• _REQUIREMENT_
In the listing below, locate the lines that hold "Quản" and copy them.

• _Stored entries_
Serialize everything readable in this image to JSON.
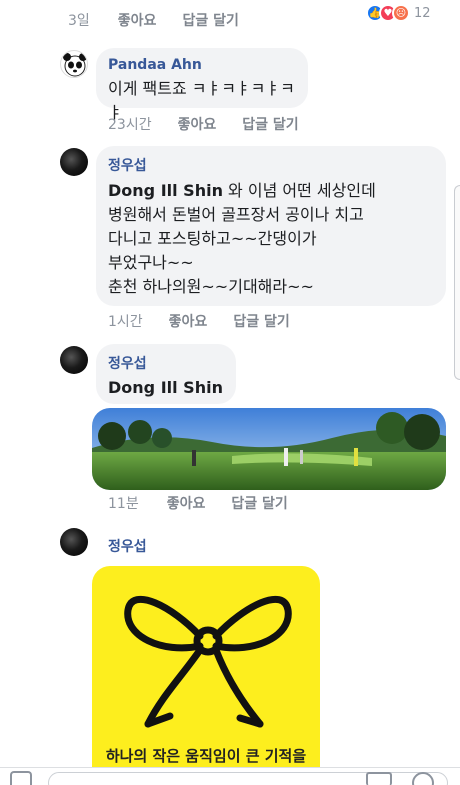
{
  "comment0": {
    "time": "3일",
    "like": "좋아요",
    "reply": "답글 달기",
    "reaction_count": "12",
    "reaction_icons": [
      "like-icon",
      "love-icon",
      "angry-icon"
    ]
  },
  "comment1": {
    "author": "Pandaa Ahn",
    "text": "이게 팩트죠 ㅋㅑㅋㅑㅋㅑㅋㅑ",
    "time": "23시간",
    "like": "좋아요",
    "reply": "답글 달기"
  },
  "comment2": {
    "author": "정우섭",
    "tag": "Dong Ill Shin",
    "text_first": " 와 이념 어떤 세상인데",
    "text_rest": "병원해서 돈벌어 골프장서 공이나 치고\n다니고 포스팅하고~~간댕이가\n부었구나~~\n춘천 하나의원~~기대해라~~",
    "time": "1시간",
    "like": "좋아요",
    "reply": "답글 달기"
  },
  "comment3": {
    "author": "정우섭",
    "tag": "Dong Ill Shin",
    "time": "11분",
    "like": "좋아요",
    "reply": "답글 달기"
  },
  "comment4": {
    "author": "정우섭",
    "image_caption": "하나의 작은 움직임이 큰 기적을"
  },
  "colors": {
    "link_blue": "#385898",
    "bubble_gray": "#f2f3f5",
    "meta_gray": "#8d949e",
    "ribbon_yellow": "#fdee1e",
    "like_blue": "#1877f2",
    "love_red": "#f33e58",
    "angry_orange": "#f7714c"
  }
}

--

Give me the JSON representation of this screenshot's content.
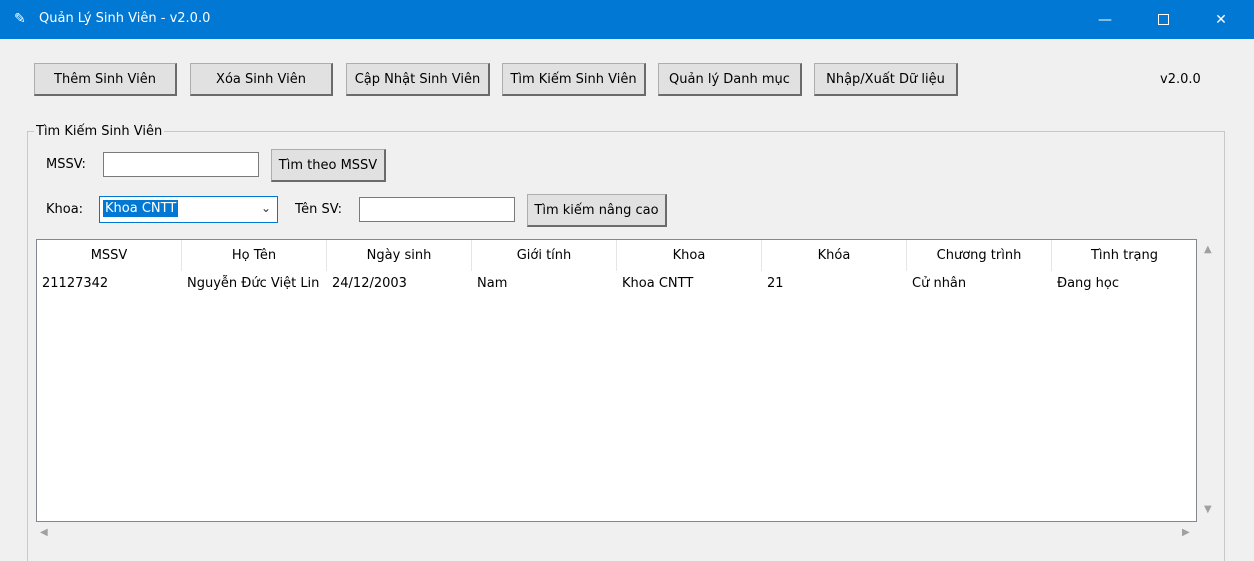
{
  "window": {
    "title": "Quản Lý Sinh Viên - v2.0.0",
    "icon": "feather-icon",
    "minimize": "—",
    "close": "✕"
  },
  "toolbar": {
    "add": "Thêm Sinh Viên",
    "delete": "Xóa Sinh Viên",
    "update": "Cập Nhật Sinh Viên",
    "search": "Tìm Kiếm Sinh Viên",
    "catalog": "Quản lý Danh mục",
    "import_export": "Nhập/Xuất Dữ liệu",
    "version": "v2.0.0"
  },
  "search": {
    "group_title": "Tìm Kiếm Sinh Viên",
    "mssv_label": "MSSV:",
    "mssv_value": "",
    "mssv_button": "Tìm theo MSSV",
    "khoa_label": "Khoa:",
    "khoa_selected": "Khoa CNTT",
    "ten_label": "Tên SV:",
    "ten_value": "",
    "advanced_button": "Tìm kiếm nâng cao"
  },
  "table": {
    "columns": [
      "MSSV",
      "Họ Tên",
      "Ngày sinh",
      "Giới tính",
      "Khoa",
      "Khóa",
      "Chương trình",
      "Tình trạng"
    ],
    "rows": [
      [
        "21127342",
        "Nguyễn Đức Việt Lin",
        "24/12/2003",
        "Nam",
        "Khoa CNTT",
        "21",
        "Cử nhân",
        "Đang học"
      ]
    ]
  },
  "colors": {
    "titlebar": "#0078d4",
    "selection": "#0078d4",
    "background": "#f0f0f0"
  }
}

• _THE OUTPUT_
    "title": "Quản Lý Sinh Viên - v2.0.0",
    "catalog": "Quản lý Danh mục",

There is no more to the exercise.